--- Begin INPUT DATA ---
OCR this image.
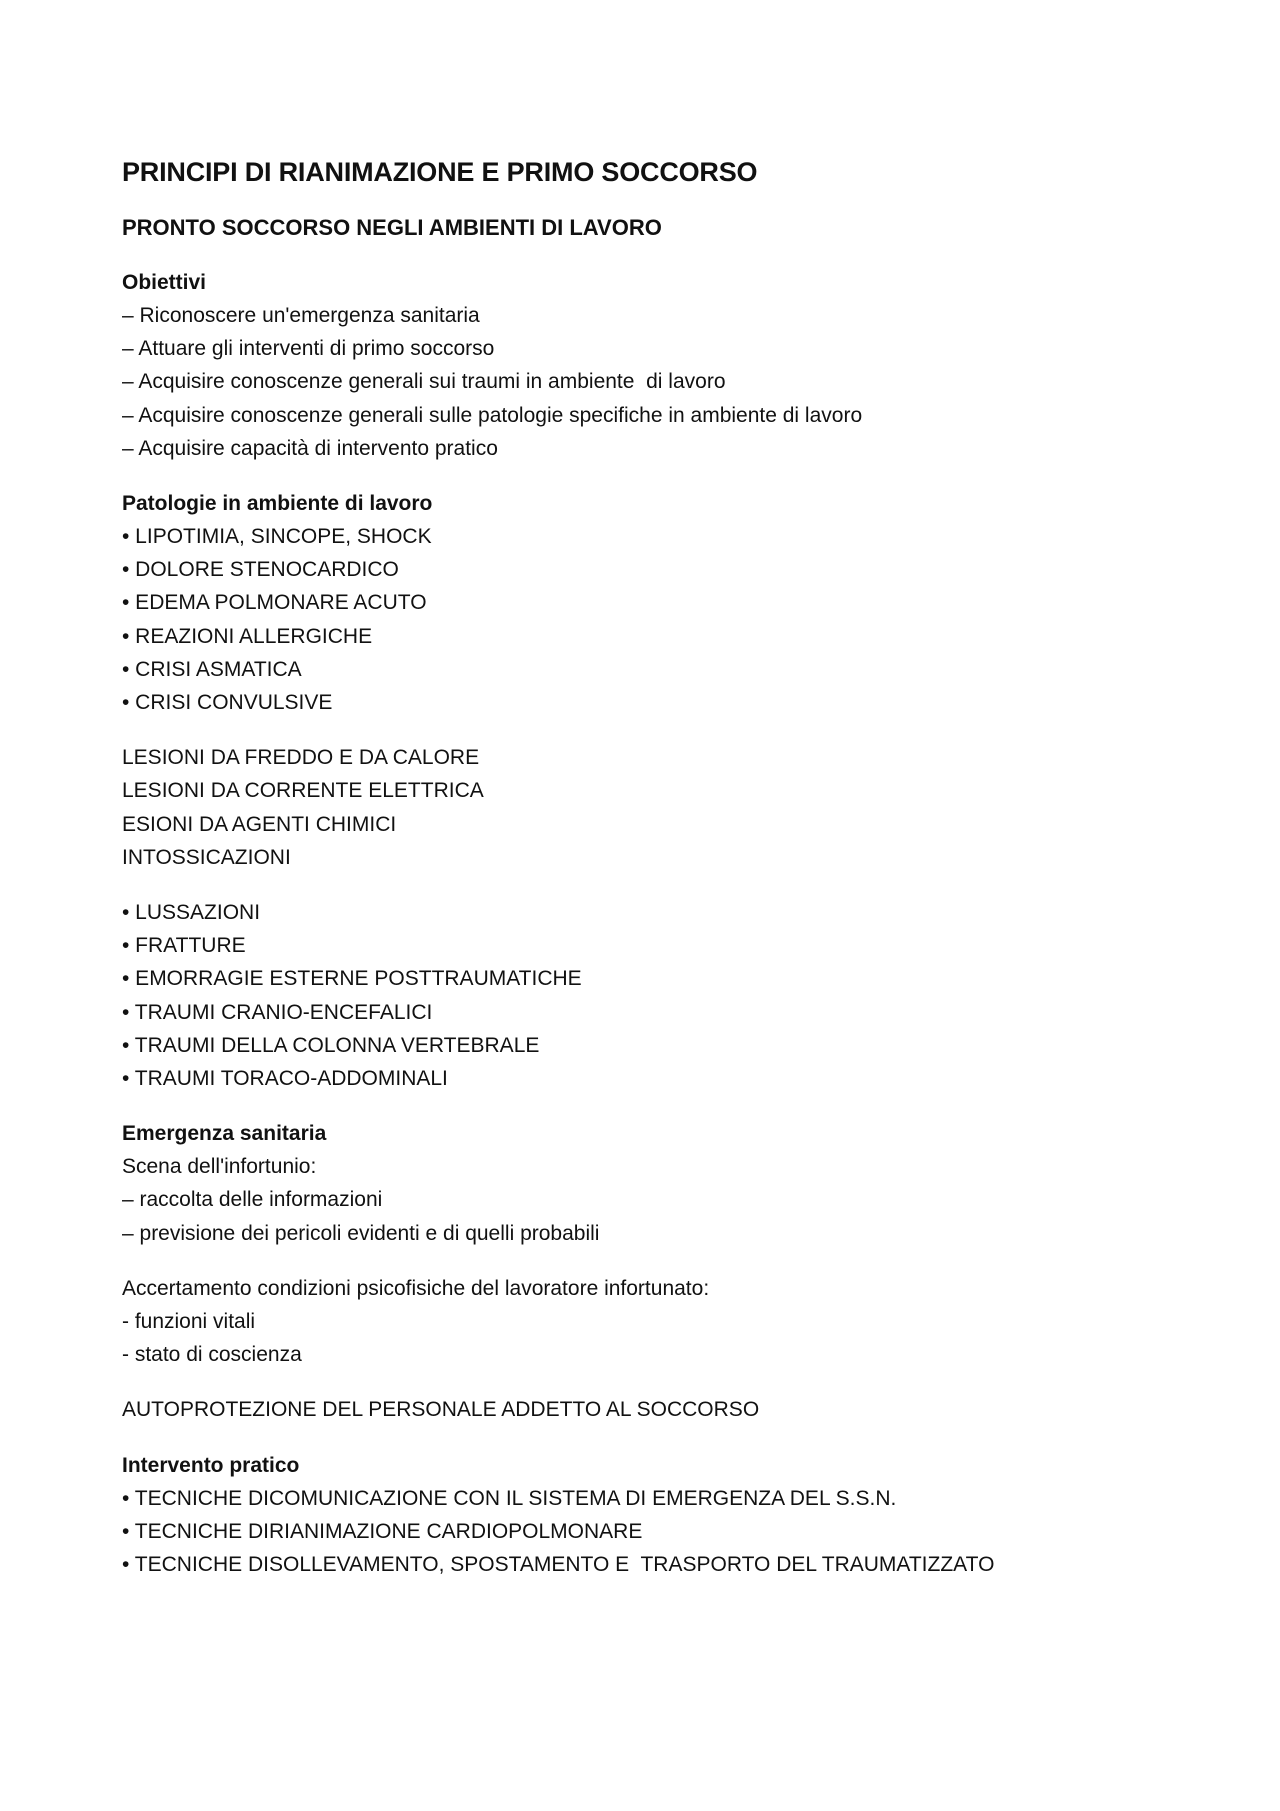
PRINCIPI DI RIANIMAZIONE E PRIMO SOCCORSO
PRONTO SOCCORSO NEGLI AMBIENTI DI LAVORO

Obiettivi

– Riconoscere un'emergenza sanitaria

– Attuare gli interventi di primo soccorso

– Acquisire conoscenze generali sui traumi in ambiente  di lavoro

– Acquisire conoscenze generali sulle patologie specifiche in ambiente di lavoro

– Acquisire capacità di intervento pratico

Patologie in ambiente di lavoro

• LIPOTIMIA, SINCOPE, SHOCK

• DOLORE STENOCARDICO

• EDEMA POLMONARE ACUTO

• REAZIONI ALLERGICHE

• CRISI ASMATICA

• CRISI CONVULSIVE

LESIONI DA FREDDO E DA CALORE

LESIONI DA CORRENTE ELETTRICA

ESIONI DA AGENTI CHIMICI

INTOSSICAZIONI

• LUSSAZIONI

• FRATTURE

• EMORRAGIE ESTERNE POSTTRAUMATICHE

• TRAUMI CRANIO-ENCEFALICI

• TRAUMI DELLA COLONNA VERTEBRALE

• TRAUMI TORACO-ADDOMINALI

Emergenza sanitaria

Scena dell'infortunio:

– raccolta delle informazioni

– previsione dei pericoli evidenti e di quelli probabili

Accertamento condizioni psicofisiche del lavoratore infortunato:

- funzioni vitali

- stato di coscienza

AUTOPROTEZIONE DEL PERSONALE ADDETTO AL SOCCORSO

Intervento pratico

• TECNICHE DICOMUNICAZIONE CON IL SISTEMA DI EMERGENZA DEL S.S.N.

• TECNICHE DIRIANIMAZIONE CARDIOPOLMONARE

• TECNICHE DISOLLEVAMENTO, SPOSTAMENTO E  TRASPORTO DEL TRAUMATIZZATO
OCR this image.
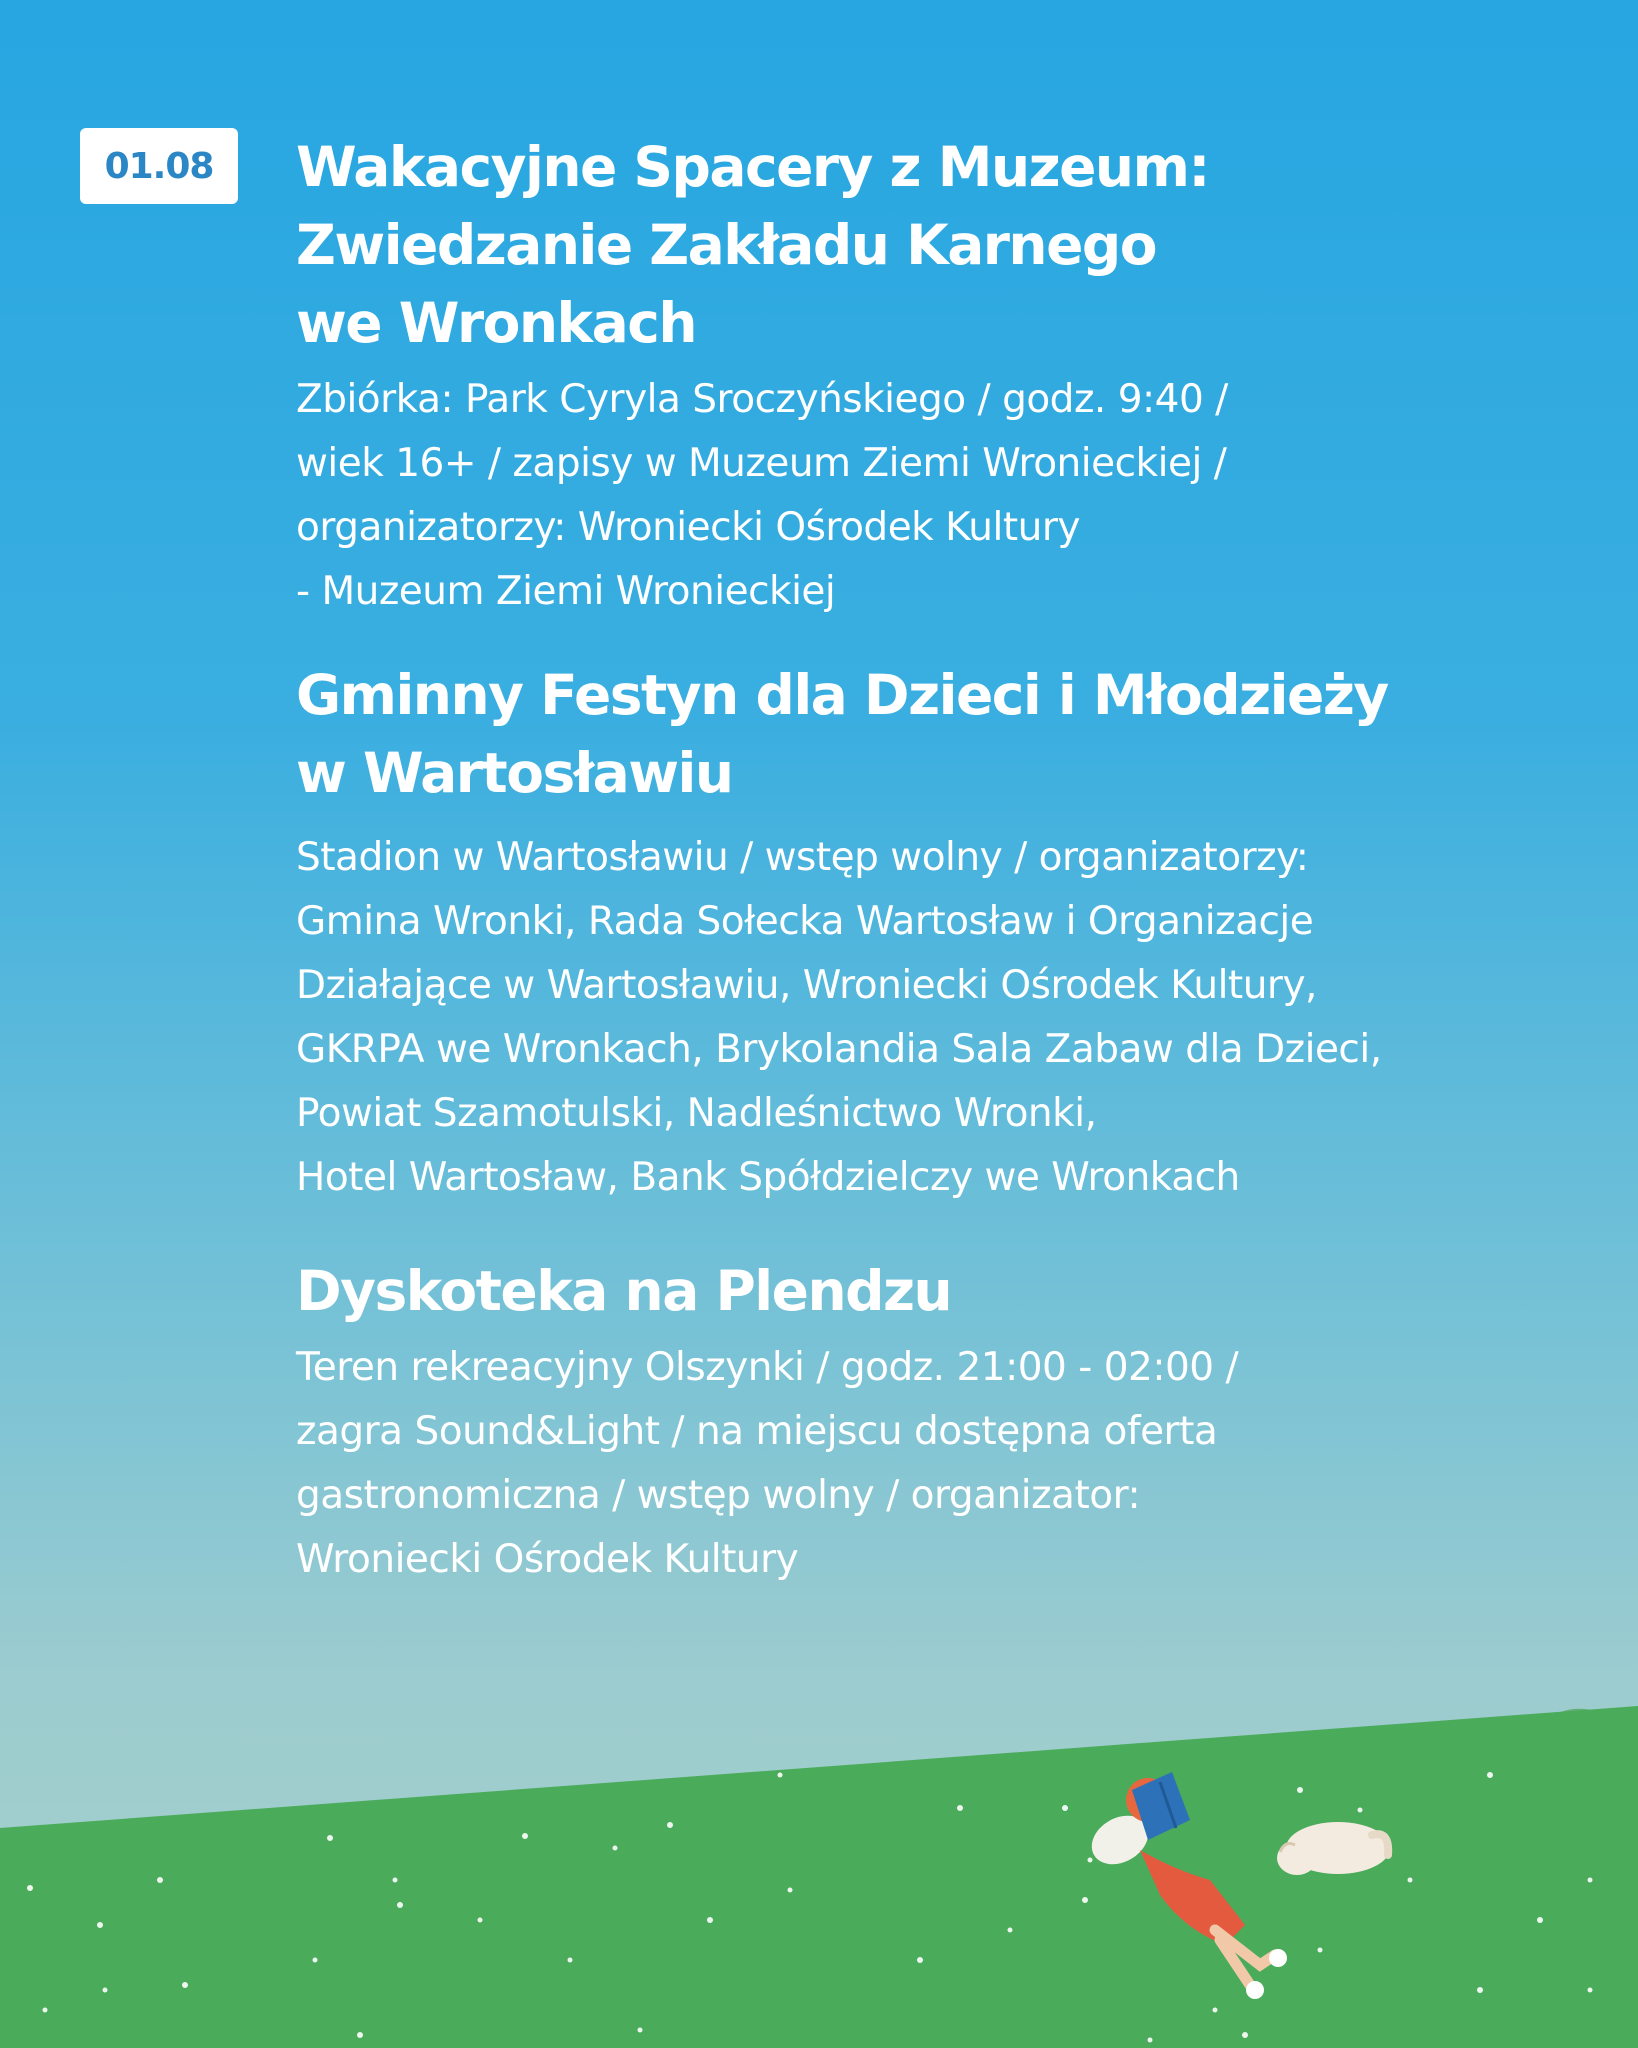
01.08	Wakacyjne Spacery z Muzeum:
Zwiedzanie Zakładu Karnego
we Wronkach

Zbiórka: Park Cyryla Sroczyńskiego / godz. 9:40 /
wiek 16+ / zapisy w Muzeum Ziemi Wronieckiej /
organizatorzy: Wroniecki Ośrodek Kultury
- Muzeum Ziemi Wronieckiej

Gminny Festyn dla Dzieci i Młodzieży
w Wartosławiu

Stadion w Wartosławiu / wstęp wolny / organizatorzy:
Gmina Wronki, Rada Sołecka Wartosław i Organizacje
Działające w Wartosławiu, Wroniecki Ośrodek Kultury,
GKRPA we Wronkach, Brykolandia Sala Zabaw dla Dzieci,
Powiat Szamotulski, Nadleśnictwo Wronki,
Hotel Wartosław, Bank Spółdzielczy we Wronkach

Dyskoteka na Plendzu

Teren rekreacyjny Olszynki / godz. 21:00 - 02:00 /
zagra Sound&Light / na miejscu dostępna oferta
gastronomiczna / wstęp wolny / organizator:
Wroniecki Ośrodek Kultury
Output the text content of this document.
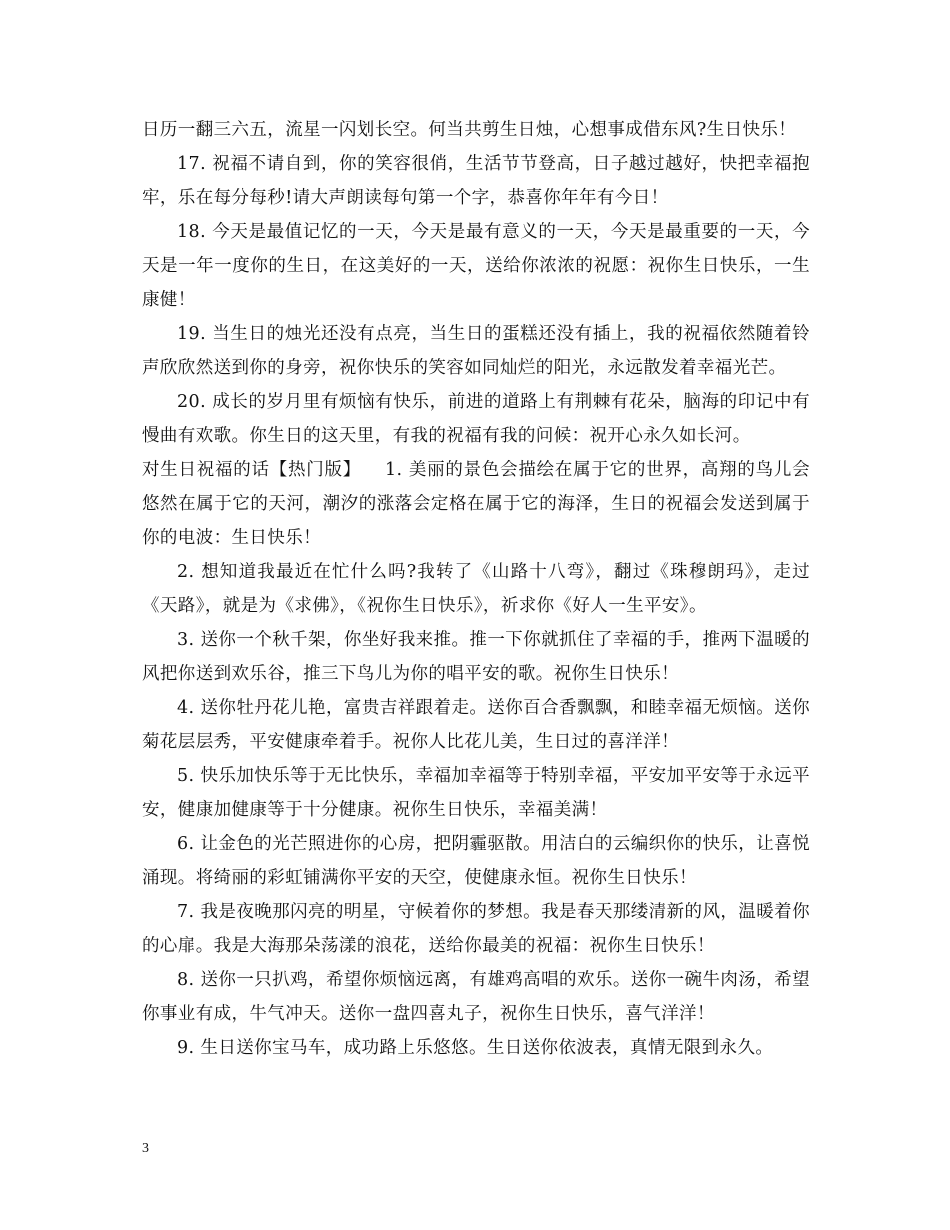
日历一翻三六五，流星一闪划长空。何当共剪生日烛，心想事成借东风?生日快乐！

17. 祝福不请自到，你的笑容很俏，生活节节登高，日子越过越好，快把幸福抱牢，乐在每分每秒!请大声朗读每句第一个字，恭喜你年年有今日！

18. 今天是最值记忆的一天，今天是最有意义的一天，今天是最重要的一天，今天是一年一度你的生日，在这美好的一天，送给你浓浓的祝愿：祝你生日快乐，一生康健！

19. 当生日的烛光还没有点亮，当生日的蛋糕还没有插上，我的祝福依然随着铃声欣欣然送到你的身旁，祝你快乐的笑容如同灿烂的阳光，永远散发着幸福光芒。

20. 成长的岁月里有烦恼有快乐，前进的道路上有荆棘有花朵，脑海的印记中有慢曲有欢歌。你生日的这天里，有我的祝福有我的问候：祝开心永久如长河。

对生日祝福的话【热门版】 1. 美丽的景色会描绘在属于它的世界，高翔的鸟儿会悠然在属于它的天河，潮汐的涨落会定格在属于它的海泽，生日的祝福会发送到属于你的电波：生日快乐！

2. 想知道我最近在忙什么吗?我转了《山路十八弯》，翻过《珠穆朗玛》，走过《天路》，就是为《求佛》，《祝你生日快乐》，祈求你《好人一生平安》。

3. 送你一个秋千架，你坐好我来推。推一下你就抓住了幸福的手，推两下温暖的风把你送到欢乐谷，推三下鸟儿为你的唱平安的歌。祝你生日快乐！

4. 送你牡丹花儿艳，富贵吉祥跟着走。送你百合香飘飘，和睦幸福无烦恼。送你菊花层层秀，平安健康牵着手。祝你人比花儿美，生日过的喜洋洋！

5. 快乐加快乐等于无比快乐，幸福加幸福等于特别幸福，平安加平安等于永远平安，健康加健康等于十分健康。祝你生日快乐，幸福美满！

6. 让金色的光芒照进你的心房，把阴霾驱散。用洁白的云编织你的快乐，让喜悦涌现。将绮丽的彩虹铺满你平安的天空，使健康永恒。祝你生日快乐！

7. 我是夜晚那闪亮的明星，守候着你的梦想。我是春天那缕清新的风，温暖着你的心扉。我是大海那朵荡漾的浪花，送给你最美的祝福：祝你生日快乐！

8. 送你一只扒鸡，希望你烦恼远离，有雄鸡高唱的欢乐。送你一碗牛肉汤，希望你事业有成，牛气冲天。送你一盘四喜丸子，祝你生日快乐，喜气洋洋！

9. 生日送你宝马车，成功路上乐悠悠。生日送你依波表，真情无限到永久。

3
--- End INPUT DATA ---
◆ **AIM OF THE EXERCISE**: Reproduce every entry exactly, but omit each picture.

◆ **CORRECT OUTPUT**:
OCR this image.
PRINCIPI DI RIANIMAZIONE E PRIMO SOCCORSO
PRONTO SOCCORSO NEGLI AMBIENTI DI LAVORO

Obiettivi

– Riconoscere un'emergenza sanitaria

– Attuare gli interventi di primo soccorso

– Acquisire conoscenze generali sui traumi in ambiente  di lavoro

– Acquisire conoscenze generali sulle patologie specifiche in ambiente di lavoro

– Acquisire capacità di intervento pratico

Patologie in ambiente di lavoro

• LIPOTIMIA, SINCOPE, SHOCK

• DOLORE STENOCARDICO

• EDEMA POLMONARE ACUTO

• REAZIONI ALLERGICHE

• CRISI ASMATICA

• CRISI CONVULSIVE

LESIONI DA FREDDO E DA CALORE

LESIONI DA CORRENTE ELETTRICA

ESIONI DA AGENTI CHIMICI

INTOSSICAZIONI

• LUSSAZIONI

• FRATTURE

• EMORRAGIE ESTERNE POSTTRAUMATICHE

• TRAUMI CRANIO-ENCEFALICI

• TRAUMI DELLA COLONNA VERTEBRALE

• TRAUMI TORACO-ADDOMINALI

Emergenza sanitaria

Scena dell'infortunio:

– raccolta delle informazioni

– previsione dei pericoli evidenti e di quelli probabili

Accertamento condizioni psicofisiche del lavoratore infortunato:

- funzioni vitali

- stato di coscienza

AUTOPROTEZIONE DEL PERSONALE ADDETTO AL SOCCORSO

Intervento pratico

• TECNICHE DICOMUNICAZIONE CON IL SISTEMA DI EMERGENZA DEL S.S.N.

• TECNICHE DIRIANIMAZIONE CARDIOPOLMONARE

• TECNICHE DISOLLEVAMENTO, SPOSTAMENTO E  TRASPORTO DEL TRAUMATIZZATO
OCR this image.
01.08	Wakacyjne Spacery z Muzeum:
Zwiedzanie Zakładu Karnego
we Wronkach

Zbiórka: Park Cyryla Sroczyńskiego / godz. 9:40 /
wiek 16+ / zapisy w Muzeum Ziemi Wronieckiej /
organizatorzy: Wroniecki Ośrodek Kultury
- Muzeum Ziemi Wronieckiej

Gminny Festyn dla Dzieci i Młodzieży
w Wartosławiu

Stadion w Wartosławiu / wstęp wolny / organizatorzy:
Gmina Wronki, Rada Sołecka Wartosław i Organizacje
Działające w Wartosławiu, Wroniecki Ośrodek Kultury,
GKRPA we Wronkach, Brykolandia Sala Zabaw dla Dzieci,
Powiat Szamotulski, Nadleśnictwo Wronki,
Hotel Wartosław, Bank Spółdzielczy we Wronkach

Dyskoteka na Plendzu

Teren rekreacyjny Olszynki / godz. 21:00 - 02:00 /
zagra Sound&Light / na miejscu dostępna oferta
gastronomiczna / wstęp wolny / organizator:
Wroniecki Ośrodek Kultury
Output the text content of this document.
日历一翻三六五，流星一闪划长空。何当共剪生日烛，心想事成借东风?生日快乐！

17. 祝福不请自到，你的笑容很俏，生活节节登高，日子越过越好，快把幸福抱牢，乐在每分每秒!请大声朗读每句第一个字，恭喜你年年有今日！

18. 今天是最值记忆的一天，今天是最有意义的一天，今天是最重要的一天，今天是一年一度你的生日，在这美好的一天，送给你浓浓的祝愿：祝你生日快乐，一生康健！

19. 当生日的烛光还没有点亮，当生日的蛋糕还没有插上，我的祝福依然随着铃声欣欣然送到你的身旁，祝你快乐的笑容如同灿烂的阳光，永远散发着幸福光芒。

20. 成长的岁月里有烦恼有快乐，前进的道路上有荆棘有花朵，脑海的印记中有慢曲有欢歌。你生日的这天里，有我的祝福有我的问候：祝开心永久如长河。

对生日祝福的话【热门版】 1. 美丽的景色会描绘在属于它的世界，高翔的鸟儿会悠然在属于它的天河，潮汐的涨落会定格在属于它的海泽，生日的祝福会发送到属于你的电波：生日快乐！

2. 想知道我最近在忙什么吗?我转了《山路十八弯》，翻过《珠穆朗玛》，走过《天路》，就是为《求佛》，《祝你生日快乐》，祈求你《好人一生平安》。

3. 送你一个秋千架，你坐好我来推。推一下你就抓住了幸福的手，推两下温暖的风把你送到欢乐谷，推三下鸟儿为你的唱平安的歌。祝你生日快乐！

4. 送你牡丹花儿艳，富贵吉祥跟着走。送你百合香飘飘，和睦幸福无烦恼。送你菊花层层秀，平安健康牵着手。祝你人比花儿美，生日过的喜洋洋！

5. 快乐加快乐等于无比快乐，幸福加幸福等于特别幸福，平安加平安等于永远平安，健康加健康等于十分健康。祝你生日快乐，幸福美满！

6. 让金色的光芒照进你的心房，把阴霾驱散。用洁白的云编织你的快乐，让喜悦涌现。将绮丽的彩虹铺满你平安的天空，使健康永恒。祝你生日快乐！

7. 我是夜晚那闪亮的明星，守候着你的梦想。我是春天那缕清新的风，温暖着你的心扉。我是大海那朵荡漾的浪花，送给你最美的祝福：祝你生日快乐！

8. 送你一只扒鸡，希望你烦恼远离，有雄鸡高唱的欢乐。送你一碗牛肉汤，希望你事业有成，牛气冲天。送你一盘四喜丸子，祝你生日快乐，喜气洋洋！

9. 生日送你宝马车，成功路上乐悠悠。生日送你依波表，真情无限到永久。

3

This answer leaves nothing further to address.